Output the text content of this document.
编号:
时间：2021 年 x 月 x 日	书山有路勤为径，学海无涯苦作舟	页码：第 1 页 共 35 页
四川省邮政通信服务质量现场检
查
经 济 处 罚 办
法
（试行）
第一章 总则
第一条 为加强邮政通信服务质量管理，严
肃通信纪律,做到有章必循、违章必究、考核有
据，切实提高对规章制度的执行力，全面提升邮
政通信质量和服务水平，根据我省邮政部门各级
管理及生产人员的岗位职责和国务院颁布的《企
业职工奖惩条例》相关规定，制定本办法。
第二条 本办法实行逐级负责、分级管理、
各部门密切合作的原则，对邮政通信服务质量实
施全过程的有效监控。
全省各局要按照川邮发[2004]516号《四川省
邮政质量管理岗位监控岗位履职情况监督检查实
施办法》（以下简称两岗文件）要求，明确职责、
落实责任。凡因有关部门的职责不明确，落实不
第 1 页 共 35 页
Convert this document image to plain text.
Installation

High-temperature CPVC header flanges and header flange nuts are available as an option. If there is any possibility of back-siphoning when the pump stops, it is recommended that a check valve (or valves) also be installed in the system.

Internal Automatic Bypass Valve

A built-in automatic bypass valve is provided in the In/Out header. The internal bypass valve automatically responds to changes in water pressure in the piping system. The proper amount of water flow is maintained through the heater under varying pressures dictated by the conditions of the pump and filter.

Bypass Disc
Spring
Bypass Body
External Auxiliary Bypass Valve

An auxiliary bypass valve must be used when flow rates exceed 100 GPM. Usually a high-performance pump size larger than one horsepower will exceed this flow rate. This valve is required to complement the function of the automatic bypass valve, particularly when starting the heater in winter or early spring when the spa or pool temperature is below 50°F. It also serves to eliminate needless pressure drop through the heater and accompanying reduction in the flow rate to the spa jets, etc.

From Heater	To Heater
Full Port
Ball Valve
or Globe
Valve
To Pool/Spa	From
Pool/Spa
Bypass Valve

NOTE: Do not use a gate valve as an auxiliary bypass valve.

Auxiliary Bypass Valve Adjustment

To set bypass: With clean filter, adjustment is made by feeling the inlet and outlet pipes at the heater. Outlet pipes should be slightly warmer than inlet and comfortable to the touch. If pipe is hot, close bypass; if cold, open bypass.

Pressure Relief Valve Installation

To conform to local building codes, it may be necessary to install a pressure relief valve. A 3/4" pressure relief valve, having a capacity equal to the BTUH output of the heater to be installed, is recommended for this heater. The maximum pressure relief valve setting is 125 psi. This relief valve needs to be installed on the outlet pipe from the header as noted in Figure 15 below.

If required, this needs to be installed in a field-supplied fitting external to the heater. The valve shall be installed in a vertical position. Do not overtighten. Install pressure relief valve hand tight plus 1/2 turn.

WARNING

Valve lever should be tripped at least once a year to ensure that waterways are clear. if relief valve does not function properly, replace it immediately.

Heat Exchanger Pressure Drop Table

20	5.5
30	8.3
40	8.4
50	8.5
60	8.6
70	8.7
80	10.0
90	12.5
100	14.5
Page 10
§
__EXERCISE__
Give every line of the material again, exactly as it reads.

__RESPONSE__
Output the text content of this document.
编号:
时间：2021 年 x 月 x 日	书山有路勤为径，学海无涯苦作舟	页码：第 1 页 共 35 页
四川省邮政通信服务质量现场检
查
经 济 处 罚 办
法
（试行）
第一章 总则
第一条 为加强邮政通信服务质量管理，严
肃通信纪律,做到有章必循、违章必究、考核有
据，切实提高对规章制度的执行力，全面提升邮
政通信质量和服务水平，根据我省邮政部门各级
管理及生产人员的岗位职责和国务院颁布的《企
业职工奖惩条例》相关规定，制定本办法。
第二条 本办法实行逐级负责、分级管理、
各部门密切合作的原则，对邮政通信服务质量实
施全过程的有效监控。
全省各局要按照川邮发[2004]516号《四川省
邮政质量管理岗位监控岗位履职情况监督检查实
施办法》（以下简称两岗文件）要求，明确职责、
落实责任。凡因有关部门的职责不明确，落实不
第 1 页 共 35 页
Convert this document image to plain text.
Installation

High-temperature CPVC header flanges and header flange nuts are available as an option. If there is any possibility of back-siphoning when the pump stops, it is recommended that a check valve (or valves) also be installed in the system.

Internal Automatic Bypass Valve

A built-in automatic bypass valve is provided in the In/Out header. The internal bypass valve automatically responds to changes in water pressure in the piping system. The proper amount of water flow is maintained through the heater under varying pressures dictated by the conditions of the pump and filter.

Bypass Disc
Spring
Bypass Body
External Auxiliary Bypass Valve

An auxiliary bypass valve must be used when flow rates exceed 100 GPM. Usually a high-performance pump size larger than one horsepower will exceed this flow rate. This valve is required to complement the function of the automatic bypass valve, particularly when starting the heater in winter or early spring when the spa or pool temperature is below 50°F. It also serves to eliminate needless pressure drop through the heater and accompanying reduction in the flow rate to the spa jets, etc.

From Heater	To Heater
Full Port
Ball Valve
or Globe
Valve
To Pool/Spa	From
Pool/Spa
Bypass Valve

NOTE: Do not use a gate valve as an auxiliary bypass valve.

Auxiliary Bypass Valve Adjustment

To set bypass: With clean filter, adjustment is made by feeling the inlet and outlet pipes at the heater. Outlet pipes should be slightly warmer than inlet and comfortable to the touch. If pipe is hot, close bypass; if cold, open bypass.

Pressure Relief Valve Installation

To conform to local building codes, it may be necessary to install a pressure relief valve. A 3/4" pressure relief valve, having a capacity equal to the BTUH output of the heater to be installed, is recommended for this heater. The maximum pressure relief valve setting is 125 psi. This relief valve needs to be installed on the outlet pipe from the header as noted in Figure 15 below.

If required, this needs to be installed in a field-supplied fitting external to the heater. The valve shall be installed in a vertical position. Do not overtighten. Install pressure relief valve hand tight plus 1/2 turn.

WARNING

Valve lever should be tripped at least once a year to ensure that waterways are clear. if relief valve does not function properly, replace it immediately.

Heat Exchanger Pressure Drop Table

20	5.5
30	8.3
40	8.4
50	8.5
60	8.6
70	8.7
80	10.0
90	12.5
100	14.5
Page 10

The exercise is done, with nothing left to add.